"""

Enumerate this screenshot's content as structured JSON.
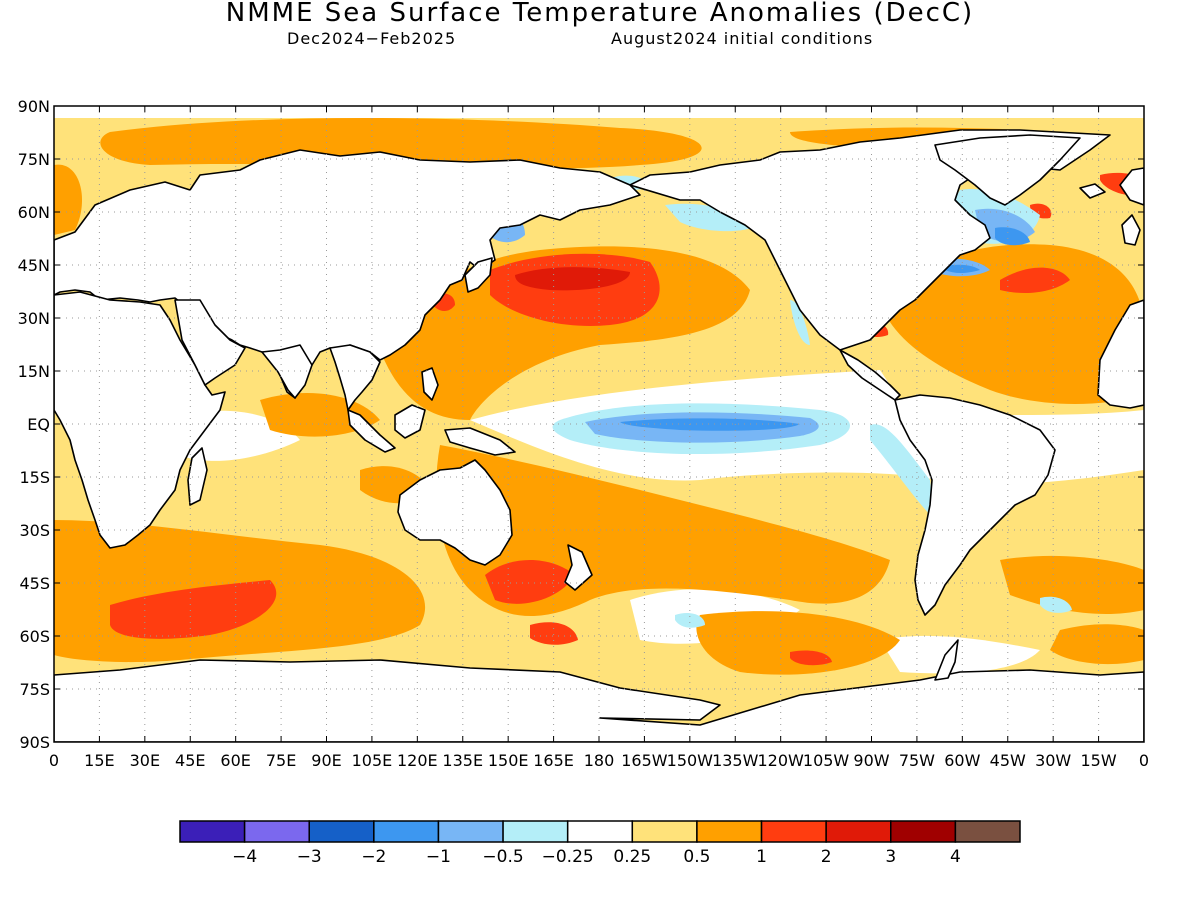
{
  "title": "NMME Sea Surface Temperature Anomalies (DecC)",
  "subtitle_left": "Dec2024−Feb2025",
  "subtitle_right": "August2024 initial conditions",
  "lat_labels": [
    "90N",
    "75N",
    "60N",
    "45N",
    "30N",
    "15N",
    "EQ",
    "15S",
    "30S",
    "45S",
    "60S",
    "75S",
    "90S"
  ],
  "lon_labels": [
    "0",
    "15E",
    "30E",
    "45E",
    "60E",
    "75E",
    "90E",
    "105E",
    "120E",
    "135E",
    "150E",
    "165E",
    "180",
    "165W",
    "150W",
    "135W",
    "120W",
    "105W",
    "90W",
    "75W",
    "60W",
    "45W",
    "30W",
    "15W",
    "0"
  ],
  "colorbar": {
    "colors": [
      "#3b1fb8",
      "#7b68ee",
      "#1560c8",
      "#3d97f0",
      "#78b6f5",
      "#b4eef8",
      "#ffffff",
      "#ffe27a",
      "#ffa000",
      "#ff3d10",
      "#e01a08",
      "#a00000",
      "#7a5040"
    ],
    "labels": [
      "−4",
      "−3",
      "−2",
      "−1",
      "−0.5",
      "−0.25",
      "0.25",
      "0.5",
      "1",
      "2",
      "3",
      "4"
    ]
  },
  "colors": {
    "land_fill": "#ffffff",
    "coast": "#000000",
    "grid": "#9a9a9a",
    "weak_warm": "#ffe27a",
    "moderate_warm": "#ffa000",
    "strong_warm": "#ff3d10",
    "very_strong_warm": "#e01a08",
    "weak_cool": "#b4eef8",
    "moderate_cool": "#78b6f5",
    "strong_cool": "#3d97f0"
  }
}
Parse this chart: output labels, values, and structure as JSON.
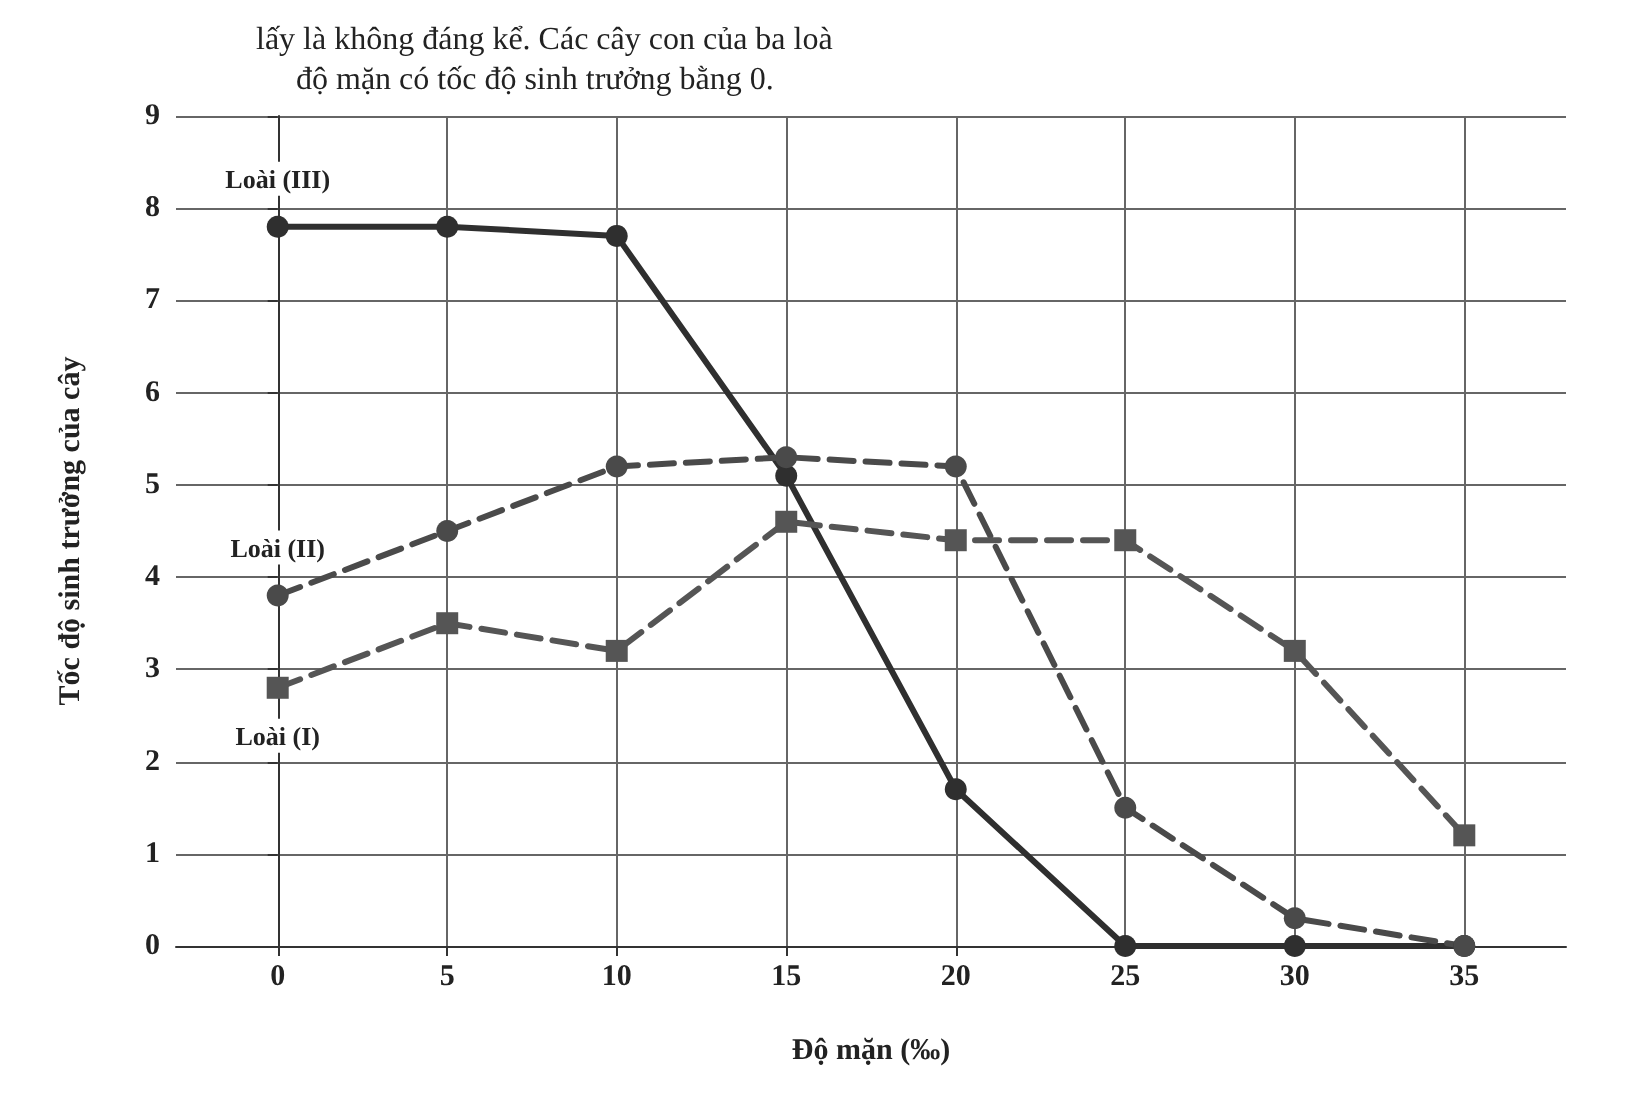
{
  "chart_data": {
    "type": "line",
    "xlabel": "Độ mặn (‰)",
    "ylabel": "Tốc độ sinh trưởng của cây",
    "annotations": [
      "lấy là không đáng kể. Các cây con của ba loà",
      "độ mặn có tốc độ sinh trưởng bằng 0."
    ],
    "x": [
      0,
      5,
      10,
      15,
      20,
      25,
      30,
      35
    ],
    "series": [
      {
        "name": "Loài (III)",
        "color": "#2f2f2f",
        "marker": "circle",
        "line_style": "solid",
        "values": [
          7.8,
          7.8,
          7.7,
          5.1,
          1.7,
          0,
          0,
          0
        ]
      },
      {
        "name": "Loài (II)",
        "color": "#4a4a4a",
        "marker": "circle",
        "line_style": "dashed",
        "values": [
          3.8,
          4.5,
          5.2,
          5.3,
          5.2,
          1.5,
          0.3,
          0
        ]
      },
      {
        "name": "Loài (I)",
        "color": "#555555",
        "marker": "square",
        "line_style": "dashed",
        "values": [
          2.8,
          3.5,
          3.2,
          4.6,
          4.4,
          4.4,
          3.2,
          1.2
        ]
      }
    ],
    "xlim": [
      -3,
      38
    ],
    "xticks": [
      0,
      5,
      10,
      15,
      20,
      25,
      30,
      35
    ],
    "ylim": [
      0,
      9
    ],
    "yticks": [
      0,
      1,
      2,
      3,
      4,
      5,
      6,
      7,
      8,
      9
    ],
    "grid": true,
    "legend": false
  }
}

"""

## [INSTRUCTIONS FOR THE TASK]
Set down all the entries exactly as they appear, but skip any pictures.

## [EXERCISE SOLUTION]
Enumerate this screenshot's content as structured JSON.
{
  "title": "NMME Sea Surface Temperature Anomalies (DecC)",
  "subtitle_left": "Dec2024−Feb2025",
  "subtitle_right": "August2024 initial conditions",
  "lat_labels": [
    "90N",
    "75N",
    "60N",
    "45N",
    "30N",
    "15N",
    "EQ",
    "15S",
    "30S",
    "45S",
    "60S",
    "75S",
    "90S"
  ],
  "lon_labels": [
    "0",
    "15E",
    "30E",
    "45E",
    "60E",
    "75E",
    "90E",
    "105E",
    "120E",
    "135E",
    "150E",
    "165E",
    "180",
    "165W",
    "150W",
    "135W",
    "120W",
    "105W",
    "90W",
    "75W",
    "60W",
    "45W",
    "30W",
    "15W",
    "0"
  ],
  "colorbar": {
    "colors": [
      "#3b1fb8",
      "#7b68ee",
      "#1560c8",
      "#3d97f0",
      "#78b6f5",
      "#b4eef8",
      "#ffffff",
      "#ffe27a",
      "#ffa000",
      "#ff3d10",
      "#e01a08",
      "#a00000",
      "#7a5040"
    ],
    "labels": [
      "−4",
      "−3",
      "−2",
      "−1",
      "−0.5",
      "−0.25",
      "0.25",
      "0.5",
      "1",
      "2",
      "3",
      "4"
    ]
  },
  "colors": {
    "land_fill": "#ffffff",
    "coast": "#000000",
    "grid": "#9a9a9a",
    "weak_warm": "#ffe27a",
    "moderate_warm": "#ffa000",
    "strong_warm": "#ff3d10",
    "very_strong_warm": "#e01a08",
    "weak_cool": "#b4eef8",
    "moderate_cool": "#78b6f5",
    "strong_cool": "#3d97f0"
  }
}
Parse this chart: output labels, values, and structure as JSON.
{
  "chart_data": {
    "type": "line",
    "xlabel": "Độ mặn (‰)",
    "ylabel": "Tốc độ sinh trưởng của cây",
    "annotations": [
      "lấy là không đáng kể. Các cây con của ba loà",
      "độ mặn có tốc độ sinh trưởng bằng 0."
    ],
    "x": [
      0,
      5,
      10,
      15,
      20,
      25,
      30,
      35
    ],
    "series": [
      {
        "name": "Loài (III)",
        "color": "#2f2f2f",
        "marker": "circle",
        "line_style": "solid",
        "values": [
          7.8,
          7.8,
          7.7,
          5.1,
          1.7,
          0,
          0,
          0
        ]
      },
      {
        "name": "Loài (II)",
        "color": "#4a4a4a",
        "marker": "circle",
        "line_style": "dashed",
        "values": [
          3.8,
          4.5,
          5.2,
          5.3,
          5.2,
          1.5,
          0.3,
          0
        ]
      },
      {
        "name": "Loài (I)",
        "color": "#555555",
        "marker": "square",
        "line_style": "dashed",
        "values": [
          2.8,
          3.5,
          3.2,
          4.6,
          4.4,
          4.4,
          3.2,
          1.2
        ]
      }
    ],
    "xlim": [
      -3,
      38
    ],
    "xticks": [
      0,
      5,
      10,
      15,
      20,
      25,
      30,
      35
    ],
    "ylim": [
      0,
      9
    ],
    "yticks": [
      0,
      1,
      2,
      3,
      4,
      5,
      6,
      7,
      8,
      9
    ],
    "grid": true,
    "legend": false
  }
}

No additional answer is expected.